Task details → Repeat the records below exactly as they appear.
--- start Records to use ---
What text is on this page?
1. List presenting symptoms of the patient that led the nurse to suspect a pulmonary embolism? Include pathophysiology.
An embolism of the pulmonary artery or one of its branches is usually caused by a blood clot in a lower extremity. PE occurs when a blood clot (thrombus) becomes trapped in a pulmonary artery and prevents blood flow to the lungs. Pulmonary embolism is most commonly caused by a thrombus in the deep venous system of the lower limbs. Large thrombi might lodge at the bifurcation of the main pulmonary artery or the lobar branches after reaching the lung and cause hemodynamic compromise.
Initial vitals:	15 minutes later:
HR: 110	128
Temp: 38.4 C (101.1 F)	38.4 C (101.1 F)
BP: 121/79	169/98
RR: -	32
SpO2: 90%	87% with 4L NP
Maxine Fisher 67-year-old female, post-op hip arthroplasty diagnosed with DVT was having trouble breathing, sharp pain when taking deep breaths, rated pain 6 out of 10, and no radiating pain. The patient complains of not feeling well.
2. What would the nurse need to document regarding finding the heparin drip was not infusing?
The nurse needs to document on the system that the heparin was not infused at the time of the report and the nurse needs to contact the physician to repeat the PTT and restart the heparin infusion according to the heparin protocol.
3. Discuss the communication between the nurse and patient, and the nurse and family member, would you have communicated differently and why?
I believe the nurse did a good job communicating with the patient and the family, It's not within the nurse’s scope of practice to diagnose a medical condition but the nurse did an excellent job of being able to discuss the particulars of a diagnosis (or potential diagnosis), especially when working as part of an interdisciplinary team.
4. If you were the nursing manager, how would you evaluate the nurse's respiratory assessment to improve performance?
--- end Records to use ---
Reply to the exercise →
What text is on this page?
1. List presenting symptoms of the patient that led the nurse to suspect a pulmonary embolism? Include pathophysiology.
An embolism of the pulmonary artery or one of its branches is usually caused by a blood clot in a lower extremity. PE occurs when a blood clot (thrombus) becomes trapped in a pulmonary artery and prevents blood flow to the lungs. Pulmonary embolism is most commonly caused by a thrombus in the deep venous system of the lower limbs. Large thrombi might lodge at the bifurcation of the main pulmonary artery or the lobar branches after reaching the lung and cause hemodynamic compromise.
Initial vitals:	15 minutes later:
HR: 110	128
Temp: 38.4 C (101.1 F)	38.4 C (101.1 F)
BP: 121/79	169/98
RR: -	32
SpO2: 90%	87% with 4L NP
Maxine Fisher 67-year-old female, post-op hip arthroplasty diagnosed with DVT was having trouble breathing, sharp pain when taking deep breaths, rated pain 6 out of 10, and no radiating pain. The patient complains of not feeling well.
2. What would the nurse need to document regarding finding the heparin drip was not infusing?
The nurse needs to document on the system that the heparin was not infused at the time of the report and the nurse needs to contact the physician to repeat the PTT and restart the heparin infusion according to the heparin protocol.
3. Discuss the communication between the nurse and patient, and the nurse and family member, would you have communicated differently and why?
I believe the nurse did a good job communicating with the patient and the family, It's not within the nurse’s scope of practice to diagnose a medical condition but the nurse did an excellent job of being able to discuss the particulars of a diagnosis (or potential diagnosis), especially when working as part of an interdisciplinary team.
4. If you were the nursing manager, how would you evaluate the nurse's respiratory assessment to improve performance?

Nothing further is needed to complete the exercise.